(Stored dataset items)
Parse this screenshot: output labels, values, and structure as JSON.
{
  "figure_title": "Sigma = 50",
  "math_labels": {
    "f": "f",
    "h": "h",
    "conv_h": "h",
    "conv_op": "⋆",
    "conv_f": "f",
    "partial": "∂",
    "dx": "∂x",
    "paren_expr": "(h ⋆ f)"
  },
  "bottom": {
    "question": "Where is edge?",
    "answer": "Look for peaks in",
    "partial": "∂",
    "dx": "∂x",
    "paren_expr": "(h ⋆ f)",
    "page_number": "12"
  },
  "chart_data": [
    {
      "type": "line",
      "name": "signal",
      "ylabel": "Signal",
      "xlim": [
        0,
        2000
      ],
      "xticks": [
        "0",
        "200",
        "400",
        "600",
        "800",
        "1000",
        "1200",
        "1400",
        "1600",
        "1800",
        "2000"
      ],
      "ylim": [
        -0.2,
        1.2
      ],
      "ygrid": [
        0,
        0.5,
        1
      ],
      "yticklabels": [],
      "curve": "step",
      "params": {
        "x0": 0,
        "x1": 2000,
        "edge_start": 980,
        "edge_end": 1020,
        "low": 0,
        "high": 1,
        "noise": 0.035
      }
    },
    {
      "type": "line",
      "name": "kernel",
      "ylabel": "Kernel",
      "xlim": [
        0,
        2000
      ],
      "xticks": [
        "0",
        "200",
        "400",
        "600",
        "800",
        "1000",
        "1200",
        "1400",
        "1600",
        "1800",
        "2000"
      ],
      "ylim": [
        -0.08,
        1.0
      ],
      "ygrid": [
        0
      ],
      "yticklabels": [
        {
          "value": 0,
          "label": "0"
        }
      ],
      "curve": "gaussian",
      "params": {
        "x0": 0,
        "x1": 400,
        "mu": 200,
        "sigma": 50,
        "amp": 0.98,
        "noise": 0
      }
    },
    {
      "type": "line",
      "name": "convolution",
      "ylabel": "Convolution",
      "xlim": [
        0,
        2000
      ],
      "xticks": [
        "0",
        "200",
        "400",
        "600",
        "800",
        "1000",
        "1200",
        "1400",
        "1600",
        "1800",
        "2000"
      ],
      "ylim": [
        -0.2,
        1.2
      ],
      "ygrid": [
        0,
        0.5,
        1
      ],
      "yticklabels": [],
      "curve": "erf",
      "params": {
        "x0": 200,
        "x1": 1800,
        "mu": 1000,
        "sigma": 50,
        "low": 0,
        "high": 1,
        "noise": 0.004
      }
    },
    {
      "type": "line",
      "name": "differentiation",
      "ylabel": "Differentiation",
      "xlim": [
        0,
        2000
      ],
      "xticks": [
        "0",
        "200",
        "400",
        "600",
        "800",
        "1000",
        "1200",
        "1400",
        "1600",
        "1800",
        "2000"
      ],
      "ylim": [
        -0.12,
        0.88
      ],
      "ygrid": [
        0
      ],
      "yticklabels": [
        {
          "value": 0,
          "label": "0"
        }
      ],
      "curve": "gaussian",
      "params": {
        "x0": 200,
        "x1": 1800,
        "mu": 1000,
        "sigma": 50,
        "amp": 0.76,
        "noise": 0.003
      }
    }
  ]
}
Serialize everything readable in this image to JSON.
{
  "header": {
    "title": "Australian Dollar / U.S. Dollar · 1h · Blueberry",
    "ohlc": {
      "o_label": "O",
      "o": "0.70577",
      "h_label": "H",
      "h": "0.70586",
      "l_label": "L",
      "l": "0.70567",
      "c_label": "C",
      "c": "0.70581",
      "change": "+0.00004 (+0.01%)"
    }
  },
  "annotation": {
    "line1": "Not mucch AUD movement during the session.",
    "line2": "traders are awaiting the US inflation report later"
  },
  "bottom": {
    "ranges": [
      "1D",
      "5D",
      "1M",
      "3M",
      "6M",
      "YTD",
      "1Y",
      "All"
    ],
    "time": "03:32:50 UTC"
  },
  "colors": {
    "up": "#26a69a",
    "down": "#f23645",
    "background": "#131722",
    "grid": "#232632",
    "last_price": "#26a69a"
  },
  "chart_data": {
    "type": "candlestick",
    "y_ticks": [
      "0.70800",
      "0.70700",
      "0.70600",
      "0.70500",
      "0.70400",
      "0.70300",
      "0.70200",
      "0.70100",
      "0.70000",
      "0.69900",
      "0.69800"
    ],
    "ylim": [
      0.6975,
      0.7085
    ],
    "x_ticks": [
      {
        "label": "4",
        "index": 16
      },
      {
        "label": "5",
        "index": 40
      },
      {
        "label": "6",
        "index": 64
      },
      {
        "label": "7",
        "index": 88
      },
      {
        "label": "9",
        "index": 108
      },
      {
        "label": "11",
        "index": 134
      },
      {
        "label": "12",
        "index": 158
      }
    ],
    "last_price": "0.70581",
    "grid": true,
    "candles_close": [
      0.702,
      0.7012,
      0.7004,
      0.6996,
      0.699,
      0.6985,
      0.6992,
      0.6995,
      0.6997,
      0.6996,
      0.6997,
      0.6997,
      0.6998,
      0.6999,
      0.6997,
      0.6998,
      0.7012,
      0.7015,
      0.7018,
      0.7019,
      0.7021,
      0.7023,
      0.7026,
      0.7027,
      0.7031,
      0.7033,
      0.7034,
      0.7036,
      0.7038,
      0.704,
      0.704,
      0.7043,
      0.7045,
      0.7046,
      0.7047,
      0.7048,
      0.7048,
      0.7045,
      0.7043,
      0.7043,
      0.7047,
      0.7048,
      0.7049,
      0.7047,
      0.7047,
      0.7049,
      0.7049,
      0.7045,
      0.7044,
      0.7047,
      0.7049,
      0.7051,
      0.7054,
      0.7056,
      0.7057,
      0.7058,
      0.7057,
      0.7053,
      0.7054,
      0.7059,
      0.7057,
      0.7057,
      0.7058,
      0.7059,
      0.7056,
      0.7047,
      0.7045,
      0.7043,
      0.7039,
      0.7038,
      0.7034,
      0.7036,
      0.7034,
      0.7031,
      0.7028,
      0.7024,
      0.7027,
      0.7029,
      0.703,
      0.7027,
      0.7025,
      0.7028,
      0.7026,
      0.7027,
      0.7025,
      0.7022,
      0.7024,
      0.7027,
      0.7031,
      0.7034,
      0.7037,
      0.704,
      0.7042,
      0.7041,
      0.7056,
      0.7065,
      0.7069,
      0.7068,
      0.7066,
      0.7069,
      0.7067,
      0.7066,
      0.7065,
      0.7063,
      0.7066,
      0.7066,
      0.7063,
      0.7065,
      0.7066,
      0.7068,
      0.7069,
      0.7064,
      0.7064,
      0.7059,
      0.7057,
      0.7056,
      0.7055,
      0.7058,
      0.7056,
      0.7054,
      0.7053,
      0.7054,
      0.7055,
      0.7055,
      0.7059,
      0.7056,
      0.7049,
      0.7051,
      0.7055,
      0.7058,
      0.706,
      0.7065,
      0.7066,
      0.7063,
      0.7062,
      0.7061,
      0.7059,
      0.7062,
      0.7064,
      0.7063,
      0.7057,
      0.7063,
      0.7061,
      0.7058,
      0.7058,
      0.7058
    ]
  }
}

* * *

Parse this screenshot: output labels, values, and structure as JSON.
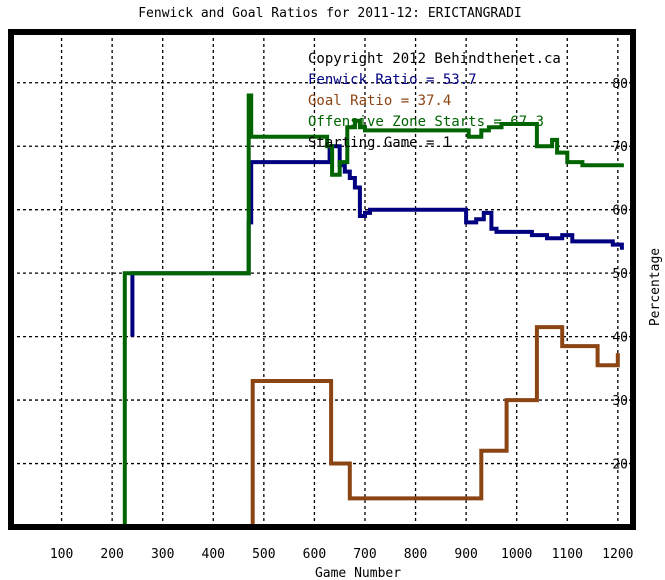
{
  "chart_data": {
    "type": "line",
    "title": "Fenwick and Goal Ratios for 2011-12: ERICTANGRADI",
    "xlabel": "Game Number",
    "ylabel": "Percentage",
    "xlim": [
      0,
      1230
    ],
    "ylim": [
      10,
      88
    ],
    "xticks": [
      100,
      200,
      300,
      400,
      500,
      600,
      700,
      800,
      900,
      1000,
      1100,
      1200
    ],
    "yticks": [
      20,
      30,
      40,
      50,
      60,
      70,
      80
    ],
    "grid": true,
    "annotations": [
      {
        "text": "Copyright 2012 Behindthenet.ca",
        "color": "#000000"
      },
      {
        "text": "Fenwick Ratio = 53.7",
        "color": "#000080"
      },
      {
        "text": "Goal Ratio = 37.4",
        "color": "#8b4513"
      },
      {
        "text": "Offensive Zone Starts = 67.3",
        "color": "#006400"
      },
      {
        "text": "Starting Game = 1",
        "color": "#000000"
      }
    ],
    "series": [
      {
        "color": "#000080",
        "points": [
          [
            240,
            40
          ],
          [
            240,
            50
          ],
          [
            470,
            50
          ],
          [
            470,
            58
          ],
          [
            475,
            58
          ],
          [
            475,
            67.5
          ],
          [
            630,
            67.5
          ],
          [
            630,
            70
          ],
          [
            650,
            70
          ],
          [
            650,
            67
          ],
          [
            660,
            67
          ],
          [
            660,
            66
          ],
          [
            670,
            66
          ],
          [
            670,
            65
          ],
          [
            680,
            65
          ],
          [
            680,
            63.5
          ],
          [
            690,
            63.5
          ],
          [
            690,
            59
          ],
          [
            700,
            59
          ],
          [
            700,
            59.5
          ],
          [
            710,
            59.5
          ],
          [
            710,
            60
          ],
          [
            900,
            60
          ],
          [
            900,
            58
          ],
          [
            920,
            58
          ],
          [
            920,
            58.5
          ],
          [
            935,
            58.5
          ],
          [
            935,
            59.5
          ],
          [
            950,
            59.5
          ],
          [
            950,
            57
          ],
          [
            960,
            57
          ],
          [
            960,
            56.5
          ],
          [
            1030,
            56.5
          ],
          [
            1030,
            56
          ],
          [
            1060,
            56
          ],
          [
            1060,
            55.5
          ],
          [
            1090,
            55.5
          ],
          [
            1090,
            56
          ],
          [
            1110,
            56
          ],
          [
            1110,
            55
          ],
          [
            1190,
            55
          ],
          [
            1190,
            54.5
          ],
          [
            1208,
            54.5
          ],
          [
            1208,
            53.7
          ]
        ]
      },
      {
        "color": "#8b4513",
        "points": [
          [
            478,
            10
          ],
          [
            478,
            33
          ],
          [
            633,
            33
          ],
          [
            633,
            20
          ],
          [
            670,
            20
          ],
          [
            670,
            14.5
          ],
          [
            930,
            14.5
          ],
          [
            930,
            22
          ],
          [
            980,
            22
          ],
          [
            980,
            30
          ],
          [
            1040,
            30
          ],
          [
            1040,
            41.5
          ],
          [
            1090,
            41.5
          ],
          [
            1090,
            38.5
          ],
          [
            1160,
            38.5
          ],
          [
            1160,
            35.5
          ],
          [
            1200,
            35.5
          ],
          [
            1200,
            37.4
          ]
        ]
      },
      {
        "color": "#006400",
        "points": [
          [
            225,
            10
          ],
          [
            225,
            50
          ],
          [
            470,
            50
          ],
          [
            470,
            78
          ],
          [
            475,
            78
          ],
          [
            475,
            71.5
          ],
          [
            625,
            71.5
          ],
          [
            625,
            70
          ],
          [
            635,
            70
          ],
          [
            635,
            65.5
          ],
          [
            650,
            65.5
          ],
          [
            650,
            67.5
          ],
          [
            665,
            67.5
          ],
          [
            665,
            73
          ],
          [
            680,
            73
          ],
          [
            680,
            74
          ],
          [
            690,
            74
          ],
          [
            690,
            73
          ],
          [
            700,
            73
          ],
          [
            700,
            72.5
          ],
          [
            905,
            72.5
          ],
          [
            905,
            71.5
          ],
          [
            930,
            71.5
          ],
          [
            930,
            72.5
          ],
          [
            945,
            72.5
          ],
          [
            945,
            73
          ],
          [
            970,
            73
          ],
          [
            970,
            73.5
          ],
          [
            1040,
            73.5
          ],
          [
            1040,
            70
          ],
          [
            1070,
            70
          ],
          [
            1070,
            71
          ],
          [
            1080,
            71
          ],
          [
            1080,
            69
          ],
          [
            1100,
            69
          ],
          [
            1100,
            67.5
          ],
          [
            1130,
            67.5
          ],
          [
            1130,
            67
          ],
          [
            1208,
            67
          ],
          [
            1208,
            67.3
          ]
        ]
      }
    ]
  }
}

*SET EXERCISE*: Report how many lines of the entries hold the string "curve". Provide the number alone.

*SOLUTION TO THIS PROBLEM*: 4